(Items listed in a dataset)
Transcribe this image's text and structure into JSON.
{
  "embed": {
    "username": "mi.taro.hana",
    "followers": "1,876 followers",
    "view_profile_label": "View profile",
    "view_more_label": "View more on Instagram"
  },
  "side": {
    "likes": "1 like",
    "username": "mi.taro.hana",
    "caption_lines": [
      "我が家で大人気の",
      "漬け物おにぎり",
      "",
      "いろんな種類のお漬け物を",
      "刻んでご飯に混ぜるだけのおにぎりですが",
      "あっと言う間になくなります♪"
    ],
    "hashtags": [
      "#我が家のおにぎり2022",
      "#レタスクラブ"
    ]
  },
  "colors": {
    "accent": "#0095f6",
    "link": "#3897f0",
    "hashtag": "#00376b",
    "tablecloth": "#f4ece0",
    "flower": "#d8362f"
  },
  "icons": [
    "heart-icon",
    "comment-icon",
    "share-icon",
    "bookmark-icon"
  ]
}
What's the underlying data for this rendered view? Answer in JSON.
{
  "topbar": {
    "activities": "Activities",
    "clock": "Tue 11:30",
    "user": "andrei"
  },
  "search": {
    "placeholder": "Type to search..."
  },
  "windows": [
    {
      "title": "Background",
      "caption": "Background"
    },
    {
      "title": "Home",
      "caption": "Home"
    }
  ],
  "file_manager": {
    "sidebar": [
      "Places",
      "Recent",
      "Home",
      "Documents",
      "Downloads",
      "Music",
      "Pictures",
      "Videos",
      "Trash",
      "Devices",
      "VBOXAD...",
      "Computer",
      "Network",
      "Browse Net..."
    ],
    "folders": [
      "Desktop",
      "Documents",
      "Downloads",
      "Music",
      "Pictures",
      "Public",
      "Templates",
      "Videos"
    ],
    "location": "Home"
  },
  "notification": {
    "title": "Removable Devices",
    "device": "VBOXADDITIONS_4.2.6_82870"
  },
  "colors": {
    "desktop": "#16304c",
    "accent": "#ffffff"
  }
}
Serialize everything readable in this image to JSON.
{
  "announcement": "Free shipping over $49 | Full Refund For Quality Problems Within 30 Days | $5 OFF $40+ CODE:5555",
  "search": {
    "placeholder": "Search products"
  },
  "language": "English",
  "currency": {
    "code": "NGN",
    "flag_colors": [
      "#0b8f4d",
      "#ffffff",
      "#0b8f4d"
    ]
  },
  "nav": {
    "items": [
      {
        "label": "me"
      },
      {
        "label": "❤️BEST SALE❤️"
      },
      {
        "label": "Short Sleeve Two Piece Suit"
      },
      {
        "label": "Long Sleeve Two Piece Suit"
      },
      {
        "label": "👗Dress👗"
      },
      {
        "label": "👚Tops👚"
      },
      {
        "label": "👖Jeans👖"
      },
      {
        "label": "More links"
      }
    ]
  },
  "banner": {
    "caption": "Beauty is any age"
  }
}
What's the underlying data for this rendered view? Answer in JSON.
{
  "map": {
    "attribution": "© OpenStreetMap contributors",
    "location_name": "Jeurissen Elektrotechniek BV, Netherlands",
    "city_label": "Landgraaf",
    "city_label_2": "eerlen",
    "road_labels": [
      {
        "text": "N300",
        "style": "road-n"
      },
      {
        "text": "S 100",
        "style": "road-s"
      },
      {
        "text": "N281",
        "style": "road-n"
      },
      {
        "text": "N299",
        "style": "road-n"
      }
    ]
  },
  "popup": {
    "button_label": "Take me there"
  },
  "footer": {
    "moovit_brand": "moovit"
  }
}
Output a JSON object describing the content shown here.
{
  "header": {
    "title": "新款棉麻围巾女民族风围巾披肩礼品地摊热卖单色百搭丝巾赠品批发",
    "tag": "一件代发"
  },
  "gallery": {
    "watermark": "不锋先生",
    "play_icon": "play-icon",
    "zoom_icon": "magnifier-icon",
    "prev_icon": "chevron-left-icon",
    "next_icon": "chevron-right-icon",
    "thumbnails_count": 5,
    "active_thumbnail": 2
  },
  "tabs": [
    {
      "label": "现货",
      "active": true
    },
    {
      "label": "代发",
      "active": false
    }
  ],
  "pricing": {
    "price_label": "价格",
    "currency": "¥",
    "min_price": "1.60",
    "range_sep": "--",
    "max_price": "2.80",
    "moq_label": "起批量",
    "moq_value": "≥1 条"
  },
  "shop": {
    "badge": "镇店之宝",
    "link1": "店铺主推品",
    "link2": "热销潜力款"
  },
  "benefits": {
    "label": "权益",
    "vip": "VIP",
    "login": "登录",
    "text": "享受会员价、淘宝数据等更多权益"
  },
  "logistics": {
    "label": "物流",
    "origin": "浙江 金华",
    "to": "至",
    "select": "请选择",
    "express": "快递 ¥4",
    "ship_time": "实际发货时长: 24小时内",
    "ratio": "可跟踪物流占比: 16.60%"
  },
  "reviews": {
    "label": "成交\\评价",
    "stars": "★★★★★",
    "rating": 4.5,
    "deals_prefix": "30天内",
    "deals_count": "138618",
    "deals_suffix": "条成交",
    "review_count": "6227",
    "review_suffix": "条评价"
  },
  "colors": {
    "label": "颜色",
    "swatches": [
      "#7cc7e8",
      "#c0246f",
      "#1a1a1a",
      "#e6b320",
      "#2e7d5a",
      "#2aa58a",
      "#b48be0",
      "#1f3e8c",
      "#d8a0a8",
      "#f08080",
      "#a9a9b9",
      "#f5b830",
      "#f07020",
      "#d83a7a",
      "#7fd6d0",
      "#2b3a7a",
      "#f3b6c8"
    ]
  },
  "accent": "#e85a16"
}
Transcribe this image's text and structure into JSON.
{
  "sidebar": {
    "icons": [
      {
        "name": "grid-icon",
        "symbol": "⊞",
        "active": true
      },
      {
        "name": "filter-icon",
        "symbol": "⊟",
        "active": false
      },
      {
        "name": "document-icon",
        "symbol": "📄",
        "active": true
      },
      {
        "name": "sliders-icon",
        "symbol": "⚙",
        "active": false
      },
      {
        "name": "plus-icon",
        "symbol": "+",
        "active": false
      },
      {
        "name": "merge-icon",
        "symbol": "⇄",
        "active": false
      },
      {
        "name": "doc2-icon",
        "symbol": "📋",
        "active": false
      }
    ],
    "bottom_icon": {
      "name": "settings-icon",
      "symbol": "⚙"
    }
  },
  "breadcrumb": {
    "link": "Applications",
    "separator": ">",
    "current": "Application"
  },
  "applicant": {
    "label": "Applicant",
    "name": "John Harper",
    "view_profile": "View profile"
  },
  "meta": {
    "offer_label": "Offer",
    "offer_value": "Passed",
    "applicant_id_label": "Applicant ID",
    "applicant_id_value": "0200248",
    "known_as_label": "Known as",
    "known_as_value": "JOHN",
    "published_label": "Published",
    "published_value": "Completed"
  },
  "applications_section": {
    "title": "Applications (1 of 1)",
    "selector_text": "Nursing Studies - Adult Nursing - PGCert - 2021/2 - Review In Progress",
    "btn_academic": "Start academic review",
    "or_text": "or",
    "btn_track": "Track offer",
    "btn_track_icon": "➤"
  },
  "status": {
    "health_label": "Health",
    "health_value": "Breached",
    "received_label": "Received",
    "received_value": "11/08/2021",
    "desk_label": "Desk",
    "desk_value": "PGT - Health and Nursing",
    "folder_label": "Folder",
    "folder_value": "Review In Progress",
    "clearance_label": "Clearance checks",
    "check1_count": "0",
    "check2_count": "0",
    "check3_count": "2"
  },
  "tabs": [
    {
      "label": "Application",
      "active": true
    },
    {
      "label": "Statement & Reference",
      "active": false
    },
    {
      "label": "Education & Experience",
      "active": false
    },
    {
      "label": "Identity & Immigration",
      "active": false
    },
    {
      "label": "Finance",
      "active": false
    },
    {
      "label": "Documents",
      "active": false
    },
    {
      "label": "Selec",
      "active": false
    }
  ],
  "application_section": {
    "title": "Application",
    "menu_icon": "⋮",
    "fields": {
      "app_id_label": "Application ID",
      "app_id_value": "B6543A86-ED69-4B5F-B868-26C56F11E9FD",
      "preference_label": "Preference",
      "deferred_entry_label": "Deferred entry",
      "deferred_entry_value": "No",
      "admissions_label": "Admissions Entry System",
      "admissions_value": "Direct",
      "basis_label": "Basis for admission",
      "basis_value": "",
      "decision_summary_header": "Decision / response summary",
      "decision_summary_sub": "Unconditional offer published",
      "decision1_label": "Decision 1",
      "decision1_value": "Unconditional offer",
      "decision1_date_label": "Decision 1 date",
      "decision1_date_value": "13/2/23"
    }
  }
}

EXERCISE AIM →
Show, from the material above, each line that includes the string "Progress".

FINISHED TASK →
    "selector_text": "Nursing Studies - Adult Nursing - PGCert - 2021/2 - Review In Progress",
    "folder_value": "Review In Progress",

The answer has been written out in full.